**Exercise task:**
Below are the records. Gather each line that holds "上市公司财报".

**Given data:**
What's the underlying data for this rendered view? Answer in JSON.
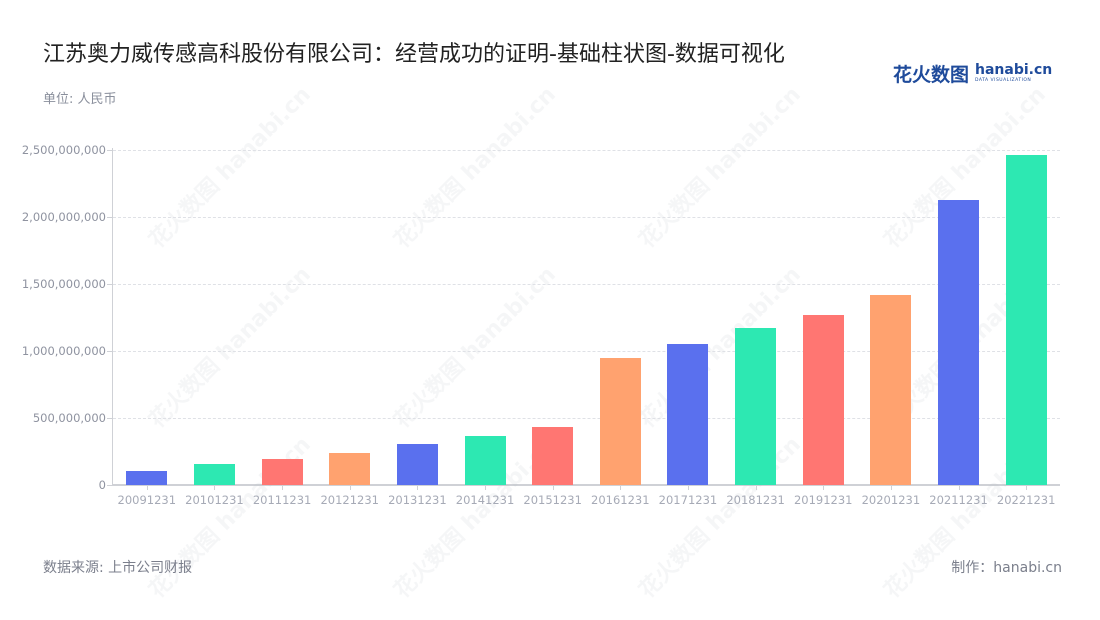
{
  "header": {
    "title": "江苏奥力威传感高科股份有限公司：经营成功的证明-基础柱状图-数据可视化",
    "unit": "单位: 人民币",
    "logo_cn": "花火数图",
    "logo_en": "hanabi.cn",
    "logo_sub": "DATA VISUALIZATION"
  },
  "footer": {
    "source": "数据来源: 上市公司财报",
    "credit": "制作：hanabi.cn"
  },
  "watermark": "花火数图 hanabi.cn",
  "colors": [
    "#5A70EE",
    "#2DE8B2",
    "#FF7672",
    "#FFA26F"
  ],
  "chart_data": {
    "type": "bar",
    "title": "江苏奥力威传感高科股份有限公司：经营成功的证明-基础柱状图-数据可视化",
    "subtitle": "单位: 人民币",
    "xlabel": "",
    "ylabel": "",
    "categories": [
      "20091231",
      "20101231",
      "20111231",
      "20121231",
      "20131231",
      "20141231",
      "20151231",
      "20161231",
      "20171231",
      "20181231",
      "20191231",
      "20201231",
      "20211231",
      "20221231"
    ],
    "values": [
      101000000,
      157000000,
      196000000,
      236000000,
      306000000,
      368000000,
      436000000,
      945000000,
      1050000000,
      1172000000,
      1272000000,
      1421000000,
      2130000000,
      2466000000
    ],
    "ylim": [
      0,
      2500000000
    ],
    "yticks": [
      "0",
      "500,000,000",
      "1,000,000,000",
      "1,500,000,000",
      "2,000,000,000",
      "2,500,000,000"
    ],
    "ytick_values": [
      0,
      500000000,
      1000000000,
      1500000000,
      2000000000,
      2500000000
    ],
    "grid": true,
    "legend": null,
    "source": "数据来源: 上市公司财报"
  }
}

**Response:**
    "source": "数据来源: 上市公司财报",
    "source": "数据来源: 上市公司财报"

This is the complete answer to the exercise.